-- START OF Stored rows --
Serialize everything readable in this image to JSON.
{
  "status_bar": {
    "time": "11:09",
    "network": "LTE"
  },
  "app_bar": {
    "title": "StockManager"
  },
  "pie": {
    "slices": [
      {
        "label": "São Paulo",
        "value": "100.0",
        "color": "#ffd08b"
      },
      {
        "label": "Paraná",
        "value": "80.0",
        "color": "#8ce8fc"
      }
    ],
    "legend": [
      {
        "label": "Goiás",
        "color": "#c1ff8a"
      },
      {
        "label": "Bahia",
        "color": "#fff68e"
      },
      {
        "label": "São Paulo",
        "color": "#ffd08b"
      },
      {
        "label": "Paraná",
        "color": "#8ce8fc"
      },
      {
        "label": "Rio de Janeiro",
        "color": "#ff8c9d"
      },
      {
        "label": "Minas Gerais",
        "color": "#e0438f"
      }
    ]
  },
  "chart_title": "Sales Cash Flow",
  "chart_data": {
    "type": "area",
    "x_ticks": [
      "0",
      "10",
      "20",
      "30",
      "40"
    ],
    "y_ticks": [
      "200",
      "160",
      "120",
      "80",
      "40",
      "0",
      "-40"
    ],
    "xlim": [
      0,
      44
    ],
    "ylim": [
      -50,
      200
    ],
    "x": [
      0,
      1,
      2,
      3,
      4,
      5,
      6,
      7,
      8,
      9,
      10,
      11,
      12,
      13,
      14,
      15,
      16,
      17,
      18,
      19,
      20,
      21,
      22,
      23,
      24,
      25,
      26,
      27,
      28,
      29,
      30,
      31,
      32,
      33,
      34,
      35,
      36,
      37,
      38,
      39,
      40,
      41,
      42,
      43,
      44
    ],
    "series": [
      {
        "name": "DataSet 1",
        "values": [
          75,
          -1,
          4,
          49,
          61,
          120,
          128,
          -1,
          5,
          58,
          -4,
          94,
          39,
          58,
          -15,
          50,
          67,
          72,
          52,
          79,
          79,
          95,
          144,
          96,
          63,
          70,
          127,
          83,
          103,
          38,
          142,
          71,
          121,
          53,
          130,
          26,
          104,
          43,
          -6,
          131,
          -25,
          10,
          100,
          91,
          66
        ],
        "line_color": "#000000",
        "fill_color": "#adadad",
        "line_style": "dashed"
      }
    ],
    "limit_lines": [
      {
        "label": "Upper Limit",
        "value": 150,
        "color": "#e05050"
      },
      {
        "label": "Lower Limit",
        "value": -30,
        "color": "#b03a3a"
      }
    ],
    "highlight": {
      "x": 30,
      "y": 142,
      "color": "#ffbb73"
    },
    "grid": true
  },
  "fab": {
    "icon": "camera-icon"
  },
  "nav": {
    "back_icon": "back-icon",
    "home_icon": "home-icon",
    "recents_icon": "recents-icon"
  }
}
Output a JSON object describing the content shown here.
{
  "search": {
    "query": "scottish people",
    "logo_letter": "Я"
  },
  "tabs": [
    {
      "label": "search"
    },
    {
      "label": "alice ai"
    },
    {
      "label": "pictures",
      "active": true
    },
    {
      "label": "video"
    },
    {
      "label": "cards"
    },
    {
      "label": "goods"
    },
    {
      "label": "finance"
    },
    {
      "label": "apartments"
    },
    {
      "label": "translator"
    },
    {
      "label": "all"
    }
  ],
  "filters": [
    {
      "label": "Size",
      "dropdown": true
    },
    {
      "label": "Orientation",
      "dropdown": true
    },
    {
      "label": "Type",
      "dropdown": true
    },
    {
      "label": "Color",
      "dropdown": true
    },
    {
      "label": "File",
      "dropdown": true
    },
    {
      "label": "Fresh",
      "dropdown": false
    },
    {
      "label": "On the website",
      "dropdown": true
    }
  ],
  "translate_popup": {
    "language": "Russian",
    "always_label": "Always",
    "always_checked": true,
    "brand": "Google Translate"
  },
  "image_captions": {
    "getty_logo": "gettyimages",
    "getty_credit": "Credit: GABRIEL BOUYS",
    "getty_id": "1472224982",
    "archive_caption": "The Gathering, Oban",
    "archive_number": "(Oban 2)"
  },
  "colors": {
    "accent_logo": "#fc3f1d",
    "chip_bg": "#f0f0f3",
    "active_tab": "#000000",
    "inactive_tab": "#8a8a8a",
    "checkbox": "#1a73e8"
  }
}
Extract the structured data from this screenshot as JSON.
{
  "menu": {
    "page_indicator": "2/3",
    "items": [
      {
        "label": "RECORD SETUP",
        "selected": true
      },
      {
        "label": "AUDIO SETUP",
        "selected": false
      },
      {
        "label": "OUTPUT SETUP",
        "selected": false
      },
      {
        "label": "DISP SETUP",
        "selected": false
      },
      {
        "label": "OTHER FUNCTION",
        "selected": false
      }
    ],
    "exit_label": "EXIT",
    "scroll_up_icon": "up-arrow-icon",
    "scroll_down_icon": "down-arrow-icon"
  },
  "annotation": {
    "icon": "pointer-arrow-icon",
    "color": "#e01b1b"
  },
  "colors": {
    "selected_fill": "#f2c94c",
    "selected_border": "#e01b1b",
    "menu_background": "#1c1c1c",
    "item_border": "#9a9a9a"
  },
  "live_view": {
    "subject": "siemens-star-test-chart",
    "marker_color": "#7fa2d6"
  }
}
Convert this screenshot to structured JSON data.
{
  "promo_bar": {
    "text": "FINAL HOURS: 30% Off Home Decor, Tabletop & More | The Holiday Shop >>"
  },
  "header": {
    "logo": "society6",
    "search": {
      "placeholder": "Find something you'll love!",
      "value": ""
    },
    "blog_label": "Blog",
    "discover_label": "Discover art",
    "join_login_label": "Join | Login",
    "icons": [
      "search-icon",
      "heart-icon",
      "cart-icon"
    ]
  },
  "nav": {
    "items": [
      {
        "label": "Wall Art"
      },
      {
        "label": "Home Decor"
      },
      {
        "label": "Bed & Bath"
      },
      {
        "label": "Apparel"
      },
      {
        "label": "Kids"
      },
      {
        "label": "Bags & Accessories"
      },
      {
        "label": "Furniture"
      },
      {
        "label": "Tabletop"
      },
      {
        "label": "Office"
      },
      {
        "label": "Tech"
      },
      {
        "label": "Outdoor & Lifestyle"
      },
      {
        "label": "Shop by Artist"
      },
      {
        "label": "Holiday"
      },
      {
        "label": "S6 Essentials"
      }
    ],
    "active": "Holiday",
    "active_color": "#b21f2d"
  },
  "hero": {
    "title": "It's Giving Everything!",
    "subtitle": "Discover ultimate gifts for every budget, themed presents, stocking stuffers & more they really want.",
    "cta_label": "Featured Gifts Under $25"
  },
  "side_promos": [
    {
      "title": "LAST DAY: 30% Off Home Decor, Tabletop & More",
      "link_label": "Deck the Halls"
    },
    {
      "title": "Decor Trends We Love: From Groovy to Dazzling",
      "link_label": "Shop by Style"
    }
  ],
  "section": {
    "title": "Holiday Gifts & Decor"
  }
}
-- END OF Stored rows --
* **Stated goal**: In the entries above, find every line holding the word "this" and copy it out.

* **Task result**:
Serialize everything readable in this image to JSON.
Extract the structured data from this screenshot as JSON.
Convert this screenshot to structured JSON data.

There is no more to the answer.